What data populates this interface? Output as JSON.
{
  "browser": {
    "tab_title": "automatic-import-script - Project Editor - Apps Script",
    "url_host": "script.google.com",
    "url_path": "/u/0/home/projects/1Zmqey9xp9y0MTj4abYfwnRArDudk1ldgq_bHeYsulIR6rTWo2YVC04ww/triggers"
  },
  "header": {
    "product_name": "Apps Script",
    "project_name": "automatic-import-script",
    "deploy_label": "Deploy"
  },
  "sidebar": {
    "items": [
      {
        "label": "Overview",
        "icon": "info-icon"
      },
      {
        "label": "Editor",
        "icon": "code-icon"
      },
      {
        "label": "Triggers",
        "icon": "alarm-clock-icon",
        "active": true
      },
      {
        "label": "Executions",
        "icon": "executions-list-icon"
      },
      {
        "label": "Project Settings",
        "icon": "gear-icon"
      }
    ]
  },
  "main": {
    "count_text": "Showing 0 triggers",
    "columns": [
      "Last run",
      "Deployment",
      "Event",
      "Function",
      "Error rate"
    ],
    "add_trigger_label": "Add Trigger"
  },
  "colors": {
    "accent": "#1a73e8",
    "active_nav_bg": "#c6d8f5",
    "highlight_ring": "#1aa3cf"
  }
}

======

■ TASK TO CARRY OUT ■
Find each line holding the string "Editor" and copy it out.

■ EXERCISE RESULT ■
    "tab_title": "automatic-import-script - Project Editor - Apps Script",
        "label": "Editor",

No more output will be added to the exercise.